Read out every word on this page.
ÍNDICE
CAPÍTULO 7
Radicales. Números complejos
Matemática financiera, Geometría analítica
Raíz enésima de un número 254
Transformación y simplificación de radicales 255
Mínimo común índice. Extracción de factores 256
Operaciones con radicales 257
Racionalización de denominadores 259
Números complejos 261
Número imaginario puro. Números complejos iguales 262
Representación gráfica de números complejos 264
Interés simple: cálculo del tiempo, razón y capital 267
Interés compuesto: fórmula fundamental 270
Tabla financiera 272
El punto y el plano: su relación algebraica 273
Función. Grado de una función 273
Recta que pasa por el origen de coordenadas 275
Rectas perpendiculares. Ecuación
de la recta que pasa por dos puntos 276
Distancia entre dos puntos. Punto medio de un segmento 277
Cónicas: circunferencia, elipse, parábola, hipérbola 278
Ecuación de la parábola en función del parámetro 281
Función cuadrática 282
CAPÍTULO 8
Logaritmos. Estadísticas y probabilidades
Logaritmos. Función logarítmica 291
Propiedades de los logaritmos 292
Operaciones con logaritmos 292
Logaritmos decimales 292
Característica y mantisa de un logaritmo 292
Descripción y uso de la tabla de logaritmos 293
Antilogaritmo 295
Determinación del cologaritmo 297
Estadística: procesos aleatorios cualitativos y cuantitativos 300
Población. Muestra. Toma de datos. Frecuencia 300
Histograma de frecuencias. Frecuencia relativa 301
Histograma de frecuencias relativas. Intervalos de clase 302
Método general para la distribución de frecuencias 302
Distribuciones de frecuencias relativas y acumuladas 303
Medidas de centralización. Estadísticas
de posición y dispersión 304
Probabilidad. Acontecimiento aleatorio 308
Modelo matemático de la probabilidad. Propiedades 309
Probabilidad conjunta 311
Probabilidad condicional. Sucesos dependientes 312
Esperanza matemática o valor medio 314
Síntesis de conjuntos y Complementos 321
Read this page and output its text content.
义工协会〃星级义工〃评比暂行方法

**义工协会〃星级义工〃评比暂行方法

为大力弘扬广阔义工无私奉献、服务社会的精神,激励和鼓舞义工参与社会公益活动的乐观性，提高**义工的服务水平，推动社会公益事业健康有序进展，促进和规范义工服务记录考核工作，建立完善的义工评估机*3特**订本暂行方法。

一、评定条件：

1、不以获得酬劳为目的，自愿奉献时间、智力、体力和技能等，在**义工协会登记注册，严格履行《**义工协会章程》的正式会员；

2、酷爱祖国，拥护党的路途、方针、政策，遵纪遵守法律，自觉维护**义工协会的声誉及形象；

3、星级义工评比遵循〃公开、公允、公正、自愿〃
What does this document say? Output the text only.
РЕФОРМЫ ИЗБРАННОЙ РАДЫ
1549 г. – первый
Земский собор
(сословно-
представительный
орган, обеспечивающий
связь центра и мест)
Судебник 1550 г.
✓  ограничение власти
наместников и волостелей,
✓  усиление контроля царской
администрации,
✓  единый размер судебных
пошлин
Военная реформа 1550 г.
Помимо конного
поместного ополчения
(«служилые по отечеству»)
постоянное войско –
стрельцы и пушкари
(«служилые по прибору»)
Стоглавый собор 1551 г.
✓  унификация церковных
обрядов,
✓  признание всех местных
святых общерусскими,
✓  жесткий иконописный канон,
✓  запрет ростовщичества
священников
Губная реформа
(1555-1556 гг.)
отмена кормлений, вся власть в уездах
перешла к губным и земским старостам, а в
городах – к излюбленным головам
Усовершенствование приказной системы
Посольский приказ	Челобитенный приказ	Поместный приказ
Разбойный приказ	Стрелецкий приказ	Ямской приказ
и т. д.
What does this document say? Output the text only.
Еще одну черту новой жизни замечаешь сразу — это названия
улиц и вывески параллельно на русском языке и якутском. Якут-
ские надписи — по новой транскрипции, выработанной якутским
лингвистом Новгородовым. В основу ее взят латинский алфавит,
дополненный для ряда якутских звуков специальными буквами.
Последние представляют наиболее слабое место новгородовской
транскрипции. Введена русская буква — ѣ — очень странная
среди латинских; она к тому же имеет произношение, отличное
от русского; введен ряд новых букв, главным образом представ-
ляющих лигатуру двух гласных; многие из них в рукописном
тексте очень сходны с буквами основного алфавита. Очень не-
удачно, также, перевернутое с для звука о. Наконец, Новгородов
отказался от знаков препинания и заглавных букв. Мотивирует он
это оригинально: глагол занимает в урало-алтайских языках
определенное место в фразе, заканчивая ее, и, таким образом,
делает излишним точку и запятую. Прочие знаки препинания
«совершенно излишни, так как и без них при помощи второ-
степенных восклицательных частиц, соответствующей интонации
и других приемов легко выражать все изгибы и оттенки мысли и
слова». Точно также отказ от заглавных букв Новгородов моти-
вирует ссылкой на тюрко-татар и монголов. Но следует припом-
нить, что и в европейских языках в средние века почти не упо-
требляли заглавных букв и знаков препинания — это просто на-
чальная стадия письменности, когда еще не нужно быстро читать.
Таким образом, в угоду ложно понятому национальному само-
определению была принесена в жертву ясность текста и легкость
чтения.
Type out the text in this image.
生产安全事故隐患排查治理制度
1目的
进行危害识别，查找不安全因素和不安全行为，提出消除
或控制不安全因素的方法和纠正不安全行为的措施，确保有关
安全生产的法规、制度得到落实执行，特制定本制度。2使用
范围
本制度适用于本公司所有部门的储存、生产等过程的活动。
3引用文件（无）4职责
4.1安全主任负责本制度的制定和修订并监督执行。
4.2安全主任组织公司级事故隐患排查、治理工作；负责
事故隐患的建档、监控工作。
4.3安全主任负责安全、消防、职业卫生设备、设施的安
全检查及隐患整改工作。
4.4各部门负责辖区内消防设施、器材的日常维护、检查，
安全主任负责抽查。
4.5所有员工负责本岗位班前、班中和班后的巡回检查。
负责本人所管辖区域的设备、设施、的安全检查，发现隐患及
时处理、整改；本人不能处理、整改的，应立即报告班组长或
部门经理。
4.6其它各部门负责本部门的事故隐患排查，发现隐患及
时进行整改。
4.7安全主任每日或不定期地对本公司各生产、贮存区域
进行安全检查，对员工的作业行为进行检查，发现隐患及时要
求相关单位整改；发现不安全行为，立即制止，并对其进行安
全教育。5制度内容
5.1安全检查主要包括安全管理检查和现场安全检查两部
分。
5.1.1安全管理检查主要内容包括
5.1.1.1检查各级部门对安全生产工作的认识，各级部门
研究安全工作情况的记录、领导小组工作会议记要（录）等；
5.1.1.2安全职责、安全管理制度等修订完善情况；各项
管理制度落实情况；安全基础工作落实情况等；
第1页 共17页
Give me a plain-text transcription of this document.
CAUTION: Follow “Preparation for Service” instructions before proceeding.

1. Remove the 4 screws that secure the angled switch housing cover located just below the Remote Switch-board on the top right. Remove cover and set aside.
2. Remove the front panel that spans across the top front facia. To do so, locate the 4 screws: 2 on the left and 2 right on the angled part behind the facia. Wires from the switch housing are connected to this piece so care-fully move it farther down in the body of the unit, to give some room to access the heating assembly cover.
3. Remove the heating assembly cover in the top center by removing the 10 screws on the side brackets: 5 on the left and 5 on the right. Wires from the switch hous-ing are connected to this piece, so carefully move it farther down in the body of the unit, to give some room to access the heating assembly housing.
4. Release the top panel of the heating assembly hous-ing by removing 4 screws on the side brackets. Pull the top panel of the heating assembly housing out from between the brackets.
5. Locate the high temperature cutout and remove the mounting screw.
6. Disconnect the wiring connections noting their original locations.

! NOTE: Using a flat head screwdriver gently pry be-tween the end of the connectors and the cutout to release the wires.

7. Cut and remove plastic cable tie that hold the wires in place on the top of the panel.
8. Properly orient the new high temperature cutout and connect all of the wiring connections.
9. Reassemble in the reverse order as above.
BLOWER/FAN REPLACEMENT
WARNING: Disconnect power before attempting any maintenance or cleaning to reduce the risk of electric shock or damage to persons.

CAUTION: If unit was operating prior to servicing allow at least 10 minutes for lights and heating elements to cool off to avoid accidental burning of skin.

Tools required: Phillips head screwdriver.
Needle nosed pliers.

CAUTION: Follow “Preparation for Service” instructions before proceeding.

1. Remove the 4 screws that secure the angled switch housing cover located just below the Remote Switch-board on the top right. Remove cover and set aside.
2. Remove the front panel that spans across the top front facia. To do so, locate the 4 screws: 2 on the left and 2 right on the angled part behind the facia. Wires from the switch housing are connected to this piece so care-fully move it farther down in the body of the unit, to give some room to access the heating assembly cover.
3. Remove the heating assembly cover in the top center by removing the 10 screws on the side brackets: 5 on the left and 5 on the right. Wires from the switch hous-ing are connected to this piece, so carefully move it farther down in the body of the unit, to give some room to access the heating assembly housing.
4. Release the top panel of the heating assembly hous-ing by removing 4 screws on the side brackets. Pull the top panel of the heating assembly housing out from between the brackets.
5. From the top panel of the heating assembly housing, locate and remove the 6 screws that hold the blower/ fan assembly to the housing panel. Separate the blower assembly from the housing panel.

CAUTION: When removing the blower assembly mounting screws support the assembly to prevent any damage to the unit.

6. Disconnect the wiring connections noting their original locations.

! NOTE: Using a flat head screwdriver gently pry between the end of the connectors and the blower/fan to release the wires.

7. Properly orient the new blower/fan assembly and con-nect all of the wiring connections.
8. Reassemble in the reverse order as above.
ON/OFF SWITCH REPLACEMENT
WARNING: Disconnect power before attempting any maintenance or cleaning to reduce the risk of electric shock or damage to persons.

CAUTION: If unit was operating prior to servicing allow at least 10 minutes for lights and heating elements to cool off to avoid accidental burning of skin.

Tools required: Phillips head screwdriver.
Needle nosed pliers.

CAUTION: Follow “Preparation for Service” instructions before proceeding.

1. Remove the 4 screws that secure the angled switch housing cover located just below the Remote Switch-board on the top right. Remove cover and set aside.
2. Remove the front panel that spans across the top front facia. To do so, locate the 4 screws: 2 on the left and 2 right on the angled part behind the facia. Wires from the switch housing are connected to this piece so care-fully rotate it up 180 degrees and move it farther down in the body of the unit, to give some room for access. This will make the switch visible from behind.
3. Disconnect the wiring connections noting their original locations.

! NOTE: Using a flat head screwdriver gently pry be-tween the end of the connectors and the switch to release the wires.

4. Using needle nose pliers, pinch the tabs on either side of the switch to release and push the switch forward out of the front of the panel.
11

--- --- ---

Each line that holds the word "буквами" is to be copied.

дополненный для ряда якутских звуков специальными буквами.
тексте очень сходны с буквами основного алфавита. Очень не-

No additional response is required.